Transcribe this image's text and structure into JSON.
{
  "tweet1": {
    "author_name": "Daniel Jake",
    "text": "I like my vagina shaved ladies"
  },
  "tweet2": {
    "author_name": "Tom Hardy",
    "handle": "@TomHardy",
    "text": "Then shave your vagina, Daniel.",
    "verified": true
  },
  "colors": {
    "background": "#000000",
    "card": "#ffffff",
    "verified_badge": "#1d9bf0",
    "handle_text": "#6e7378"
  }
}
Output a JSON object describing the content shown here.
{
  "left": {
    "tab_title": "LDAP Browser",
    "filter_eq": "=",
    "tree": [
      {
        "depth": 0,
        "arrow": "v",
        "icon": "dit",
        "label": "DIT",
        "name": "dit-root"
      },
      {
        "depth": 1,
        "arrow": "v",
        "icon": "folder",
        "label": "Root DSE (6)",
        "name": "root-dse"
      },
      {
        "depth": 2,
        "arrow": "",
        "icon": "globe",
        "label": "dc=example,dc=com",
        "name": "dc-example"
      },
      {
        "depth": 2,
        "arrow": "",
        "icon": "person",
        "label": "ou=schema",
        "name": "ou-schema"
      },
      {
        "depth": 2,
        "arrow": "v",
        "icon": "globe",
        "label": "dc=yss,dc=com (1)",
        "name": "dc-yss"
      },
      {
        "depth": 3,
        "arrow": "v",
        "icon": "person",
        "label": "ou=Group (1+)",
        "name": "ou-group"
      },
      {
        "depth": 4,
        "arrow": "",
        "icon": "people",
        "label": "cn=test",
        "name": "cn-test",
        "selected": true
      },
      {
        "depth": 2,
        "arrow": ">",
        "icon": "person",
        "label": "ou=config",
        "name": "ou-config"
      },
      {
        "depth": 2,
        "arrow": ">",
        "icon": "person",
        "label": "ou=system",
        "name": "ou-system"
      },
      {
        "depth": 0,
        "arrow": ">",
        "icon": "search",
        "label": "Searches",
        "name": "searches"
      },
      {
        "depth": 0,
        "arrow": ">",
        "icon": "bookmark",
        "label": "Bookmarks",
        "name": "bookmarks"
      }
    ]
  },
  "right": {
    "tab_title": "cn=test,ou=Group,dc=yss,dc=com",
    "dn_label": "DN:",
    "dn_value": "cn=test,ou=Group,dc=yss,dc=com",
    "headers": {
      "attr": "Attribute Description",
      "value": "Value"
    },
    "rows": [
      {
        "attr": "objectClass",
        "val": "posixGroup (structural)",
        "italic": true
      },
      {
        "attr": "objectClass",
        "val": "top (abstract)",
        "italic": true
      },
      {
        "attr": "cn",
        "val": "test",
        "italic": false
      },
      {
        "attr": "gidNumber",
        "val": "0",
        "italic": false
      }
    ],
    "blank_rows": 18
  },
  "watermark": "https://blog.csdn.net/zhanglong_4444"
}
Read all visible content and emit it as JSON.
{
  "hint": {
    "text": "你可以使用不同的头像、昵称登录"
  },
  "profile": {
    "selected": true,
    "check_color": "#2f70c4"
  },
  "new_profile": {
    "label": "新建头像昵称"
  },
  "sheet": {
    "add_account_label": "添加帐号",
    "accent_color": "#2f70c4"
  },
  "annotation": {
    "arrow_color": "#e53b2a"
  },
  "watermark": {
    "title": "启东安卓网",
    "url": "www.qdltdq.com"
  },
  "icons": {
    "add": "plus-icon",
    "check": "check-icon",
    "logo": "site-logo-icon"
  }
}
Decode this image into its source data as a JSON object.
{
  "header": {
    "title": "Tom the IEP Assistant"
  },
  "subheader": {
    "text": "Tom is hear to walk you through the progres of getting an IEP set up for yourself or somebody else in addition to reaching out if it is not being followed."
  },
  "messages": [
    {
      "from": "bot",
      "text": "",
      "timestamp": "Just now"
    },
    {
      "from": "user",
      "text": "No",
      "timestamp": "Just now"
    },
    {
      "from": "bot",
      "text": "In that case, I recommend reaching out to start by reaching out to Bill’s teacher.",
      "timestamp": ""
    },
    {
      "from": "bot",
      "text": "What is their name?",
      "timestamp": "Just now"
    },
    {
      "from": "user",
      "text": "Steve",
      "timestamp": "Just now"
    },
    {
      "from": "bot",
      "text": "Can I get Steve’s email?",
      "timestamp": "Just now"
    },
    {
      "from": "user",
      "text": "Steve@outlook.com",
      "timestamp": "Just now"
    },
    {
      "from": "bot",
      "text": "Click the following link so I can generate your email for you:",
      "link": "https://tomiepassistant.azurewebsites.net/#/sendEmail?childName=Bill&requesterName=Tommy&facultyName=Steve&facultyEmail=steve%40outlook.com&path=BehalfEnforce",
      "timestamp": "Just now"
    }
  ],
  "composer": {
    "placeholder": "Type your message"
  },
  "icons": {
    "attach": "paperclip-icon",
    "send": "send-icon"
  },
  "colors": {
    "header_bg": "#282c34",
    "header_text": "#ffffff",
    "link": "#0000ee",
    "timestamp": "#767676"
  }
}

*EXERCISE DESCRIPTION*:
Using the data above, output each line exactly.

*RESULT OF THIS EXERCISE*:
Transcribe this image's text and structure into JSON.
{
  "tweet1": {
    "author_name": "Daniel Jake",
    "text": "I like my vagina shaved ladies"
  },
  "tweet2": {
    "author_name": "Tom Hardy",
    "handle": "@TomHardy",
    "text": "Then shave your vagina, Daniel.",
    "verified": true
  },
  "colors": {
    "background": "#000000",
    "card": "#ffffff",
    "verified_badge": "#1d9bf0",
    "handle_text": "#6e7378"
  }
}
Output a JSON object describing the content shown here.
{
  "left": {
    "tab_title": "LDAP Browser",
    "filter_eq": "=",
    "tree": [
      {
        "depth": 0,
        "arrow": "v",
        "icon": "dit",
        "label": "DIT",
        "name": "dit-root"
      },
      {
        "depth": 1,
        "arrow": "v",
        "icon": "folder",
        "label": "Root DSE (6)",
        "name": "root-dse"
      },
      {
        "depth": 2,
        "arrow": "",
        "icon": "globe",
        "label": "dc=example,dc=com",
        "name": "dc-example"
      },
      {
        "depth": 2,
        "arrow": "",
        "icon": "person",
        "label": "ou=schema",
        "name": "ou-schema"
      },
      {
        "depth": 2,
        "arrow": "v",
        "icon": "globe",
        "label": "dc=yss,dc=com (1)",
        "name": "dc-yss"
      },
      {
        "depth": 3,
        "arrow": "v",
        "icon": "person",
        "label": "ou=Group (1+)",
        "name": "ou-group"
      },
      {
        "depth": 4,
        "arrow": "",
        "icon": "people",
        "label": "cn=test",
        "name": "cn-test",
        "selected": true
      },
      {
        "depth": 2,
        "arrow": ">",
        "icon": "person",
        "label": "ou=config",
        "name": "ou-config"
      },
      {
        "depth": 2,
        "arrow": ">",
        "icon": "person",
        "label": "ou=system",
        "name": "ou-system"
      },
      {
        "depth": 0,
        "arrow": ">",
        "icon": "search",
        "label": "Searches",
        "name": "searches"
      },
      {
        "depth": 0,
        "arrow": ">",
        "icon": "bookmark",
        "label": "Bookmarks",
        "name": "bookmarks"
      }
    ]
  },
  "right": {
    "tab_title": "cn=test,ou=Group,dc=yss,dc=com",
    "dn_label": "DN:",
    "dn_value": "cn=test,ou=Group,dc=yss,dc=com",
    "headers": {
      "attr": "Attribute Description",
      "value": "Value"
    },
    "rows": [
      {
        "attr": "objectClass",
        "val": "posixGroup (structural)",
        "italic": true
      },
      {
        "attr": "objectClass",
        "val": "top (abstract)",
        "italic": true
      },
      {
        "attr": "cn",
        "val": "test",
        "italic": false
      },
      {
        "attr": "gidNumber",
        "val": "0",
        "italic": false
      }
    ],
    "blank_rows": 18
  },
  "watermark": "https://blog.csdn.net/zhanglong_4444"
}
Read all visible content and emit it as JSON.
{
  "hint": {
    "text": "你可以使用不同的头像、昵称登录"
  },
  "profile": {
    "selected": true,
    "check_color": "#2f70c4"
  },
  "new_profile": {
    "label": "新建头像昵称"
  },
  "sheet": {
    "add_account_label": "添加帐号",
    "accent_color": "#2f70c4"
  },
  "annotation": {
    "arrow_color": "#e53b2a"
  },
  "watermark": {
    "title": "启东安卓网",
    "url": "www.qdltdq.com"
  },
  "icons": {
    "add": "plus-icon",
    "check": "check-icon",
    "logo": "site-logo-icon"
  }
}
Decode this image into its source data as a JSON object.
{
  "header": {
    "title": "Tom the IEP Assistant"
  },
  "subheader": {
    "text": "Tom is hear to walk you through the progres of getting an IEP set up for yourself or somebody else in addition to reaching out if it is not being followed."
  },
  "messages": [
    {
      "from": "bot",
      "text": "",
      "timestamp": "Just now"
    },
    {
      "from": "user",
      "text": "No",
      "timestamp": "Just now"
    },
    {
      "from": "bot",
      "text": "In that case, I recommend reaching out to start by reaching out to Bill’s teacher.",
      "timestamp": ""
    },
    {
      "from": "bot",
      "text": "What is their name?",
      "timestamp": "Just now"
    },
    {
      "from": "user",
      "text": "Steve",
      "timestamp": "Just now"
    },
    {
      "from": "bot",
      "text": "Can I get Steve’s email?",
      "timestamp": "Just now"
    },
    {
      "from": "user",
      "text": "Steve@outlook.com",
      "timestamp": "Just now"
    },
    {
      "from": "bot",
      "text": "Click the following link so I can generate your email for you:",
      "link": "https://tomiepassistant.azurewebsites.net/#/sendEmail?childName=Bill&requesterName=Tommy&facultyName=Steve&facultyEmail=steve%40outlook.com&path=BehalfEnforce",
      "timestamp": "Just now"
    }
  ],
  "composer": {
    "placeholder": "Type your message"
  },
  "icons": {
    "attach": "paperclip-icon",
    "send": "send-icon"
  },
  "colors": {
    "header_bg": "#282c34",
    "header_text": "#ffffff",
    "link": "#0000ee",
    "timestamp": "#767676"
  }
}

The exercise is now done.